* **Ausgewählter Abschnitt**
= = = =
Man weiss es besser und handelt dann doch anderes – dieses Phänomen ist wohl jedem bekannt. Und es dürfte einer der Gründe sein, weshalb Bildung und Information allein für den Wandel des Ernährungssystems zu mehr Nachhaltigkeit nicht ausreichen wird. «Labels und Informationen sind vergleichsweise wenig effektiv», halten die Autoren der Agroscope-Studie «Politikmassnahmen für eine nachhaltige Ernährung» fest. Sie haben 160 internationale Studien ausgewertet, die sich mit auf Konsumenten ausgerichteten Politikmassnahmen befassen.

Verbote wirken am stärksten

Steuern und Verbote sind weniger akzeptiert als informationsbasierte Massnahmen, heisst es weiter. Gleichzeitig sind solche einschränkenden Massnahmen aber auch effektiver. Das liegt in der Natur der Sache, wenn etwa eine umweltschädlichere Option (z. B. Importfleisch) schlicht weg nicht mehr zur Verfügung steht, statt nur mit einem Mahnfinger gekennzeichnet zu sein.

Kleine Verbesserungen im Konsumverhalten seien mit Nudges erreichbar, die auf sanfte bis unterschwellige Art und Weise dazu «anstupsen». Ein Beispiel wäre die Ausrufung eines (freiwilligen) fleischlosen Montags, der zum Genuss vegetarischer Menüs inspirieren soll. Grundlegende Verhaltensänderungen sind von Nudges aber nicht zu erwarten. Als ebenso beschränkt wirksam werden Prämien auf vorbildliches Handeln eingeschätzt, während Steuern zwar besser wirken, je nach Ausgestaltung Haushalte mit kleineren Einkommen aber stärker belasten.
= = = =
Gespeicherte Einträge:
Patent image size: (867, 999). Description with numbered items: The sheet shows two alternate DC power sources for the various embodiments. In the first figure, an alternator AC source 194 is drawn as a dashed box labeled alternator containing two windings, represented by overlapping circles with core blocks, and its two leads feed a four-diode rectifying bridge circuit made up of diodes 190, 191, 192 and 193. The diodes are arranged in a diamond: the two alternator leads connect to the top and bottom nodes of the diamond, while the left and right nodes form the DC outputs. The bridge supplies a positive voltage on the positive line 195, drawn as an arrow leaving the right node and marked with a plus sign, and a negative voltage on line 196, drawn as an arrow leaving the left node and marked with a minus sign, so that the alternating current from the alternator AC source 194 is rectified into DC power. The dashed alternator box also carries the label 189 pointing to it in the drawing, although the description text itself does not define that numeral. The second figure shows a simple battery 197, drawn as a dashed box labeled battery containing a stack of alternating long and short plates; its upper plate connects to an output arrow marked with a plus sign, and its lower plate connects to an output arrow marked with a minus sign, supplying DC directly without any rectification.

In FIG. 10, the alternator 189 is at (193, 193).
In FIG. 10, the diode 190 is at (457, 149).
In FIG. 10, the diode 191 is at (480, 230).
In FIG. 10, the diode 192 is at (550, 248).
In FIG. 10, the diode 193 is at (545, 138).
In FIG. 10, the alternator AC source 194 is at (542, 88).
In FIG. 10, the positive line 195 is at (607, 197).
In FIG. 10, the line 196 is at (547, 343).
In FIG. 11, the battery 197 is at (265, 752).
= = = =
* **Aufgabe A**
Erläutern Sie in ein bis drei Sätzen, warum einschränkende Maßnahmen laut dem Abschnitt über nachhaltige Ernährung effektiver sind als informationsbasierte.
* **Aufgabe B**
Ersetzen Sie im Abschnitt über nachhaltige Ernährung "Importfleisch" durch "Flugware" und geben Sie die Stelle zwischen "Verbote wirken am" und "gekennzeichnet zu sein.", beide eingeschlossen, wieder.
* **Aufgabe C**
Führen Sie den Abschnitt über Politikmaßnahmen für eine nachhaltige Ernährung nach seinem letzten Satz weiter.
Die Datensätze stammen aus einer anderen Quelle als der Abschnitt.

* **Antwort A**
Die höhere Wirksamkeit liegt laut dem Abschnitt in der Natur der Sache. Eine umweltschädlichere Option wie Importfleisch steht dann schlicht nicht mehr zur Verfügung, statt nur mit einem Mahnfinger gekennzeichnet zu sein.

* **Antwort B**
Verbote wirken am stärksten

Steuern und Verbote sind weniger akzeptiert als informationsbasierte Massnahmen, heisst es weiter. Gleichzeitig sind solche einschränkenden Massnahmen aber auch effektiver. Das liegt in der Natur der Sache, wenn etwa eine umweltschädlichere Option (z. B. Flugware) schlicht weg nicht mehr zur Verfügung steht, statt nur mit einem Mahnfinger gekennzeichnet zu sein.

* **Antwort C**
Auf allen Ebenen ansetzen

Die Forschenden konzentrierten sich in dieser Studie auf mehr oder weniger nachhaltige Konsumentscheidungen. Da effektive regulatorische Massnahmen eher schwierig umsetzbar und in der Bevölkerung wenig akzeptiert seien, schlagen sie Ansätze auf Ebene Produktion vor. Dies ebenfalls mit dem Ziel, umweltschädliche Optionen entweder zu eliminieren oder zu reduzieren. In der Produktion dürfte der Widerstand aber auch nicht ausbleiben. «Um die Nachhaltigkeitsziele zu erreichen, braucht es gemeinsame Anstrengungen von allen Akteuren des Ernährungssystems», fasst Agroscope zusammen. Ausserdem sei es zielführend, verschiedene Massnahmen zu kombinieren.

Wohin soll die Reise gehen?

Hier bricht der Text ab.